■ Written problem ■
Type out the records that follow, exactly as given.

###

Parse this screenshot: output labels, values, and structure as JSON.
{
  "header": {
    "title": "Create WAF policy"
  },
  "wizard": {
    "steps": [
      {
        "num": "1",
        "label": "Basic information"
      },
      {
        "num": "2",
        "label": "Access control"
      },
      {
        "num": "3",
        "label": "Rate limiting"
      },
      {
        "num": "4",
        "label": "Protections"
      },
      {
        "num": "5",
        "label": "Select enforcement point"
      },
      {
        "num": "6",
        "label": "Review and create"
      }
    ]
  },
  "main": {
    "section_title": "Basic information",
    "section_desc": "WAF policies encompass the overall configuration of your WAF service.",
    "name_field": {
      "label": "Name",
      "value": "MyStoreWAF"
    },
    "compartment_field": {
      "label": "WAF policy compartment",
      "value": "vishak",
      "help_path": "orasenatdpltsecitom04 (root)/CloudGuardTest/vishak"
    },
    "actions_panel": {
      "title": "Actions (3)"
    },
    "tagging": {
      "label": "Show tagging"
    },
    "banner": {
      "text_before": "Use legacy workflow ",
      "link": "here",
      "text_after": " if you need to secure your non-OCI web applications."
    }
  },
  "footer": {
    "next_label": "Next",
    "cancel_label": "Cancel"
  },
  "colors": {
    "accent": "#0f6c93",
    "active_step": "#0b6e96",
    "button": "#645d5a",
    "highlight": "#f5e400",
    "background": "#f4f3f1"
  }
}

###

■ Exercise output ■
Parse this screenshot: output labels, values, and structure as JSON.
{
  "header": {
    "title": "Create WAF policy"
  },
  "wizard": {
    "steps": [
      {
        "num": "1",
        "label": "Basic information"
      },
      {
        "num": "2",
        "label": "Access control"
      },
      {
        "num": "3",
        "label": "Rate limiting"
      },
      {
        "num": "4",
        "label": "Protections"
      },
      {
        "num": "5",
        "label": "Select enforcement point"
      },
      {
        "num": "6",
        "label": "Review and create"
      }
    ]
  },
  "main": {
    "section_title": "Basic information",
    "section_desc": "WAF policies encompass the overall configuration of your WAF service.",
    "name_field": {
      "label": "Name",
      "value": "MyStoreWAF"
    },
    "compartment_field": {
      "label": "WAF policy compartment",
      "value": "vishak",
      "help_path": "orasenatdpltsecitom04 (root)/CloudGuardTest/vishak"
    },
    "actions_panel": {
      "title": "Actions (3)"
    },
    "tagging": {
      "label": "Show tagging"
    },
    "banner": {
      "text_before": "Use legacy workflow ",
      "link": "here",
      "text_after": " if you need to secure your non-OCI web applications."
    }
  },
  "footer": {
    "next_label": "Next",
    "cancel_label": "Cancel"
  },
  "colors": {
    "accent": "#0f6c93",
    "active_step": "#0b6e96",
    "button": "#645d5a",
    "highlight": "#f5e400",
    "background": "#f4f3f1"
  }
}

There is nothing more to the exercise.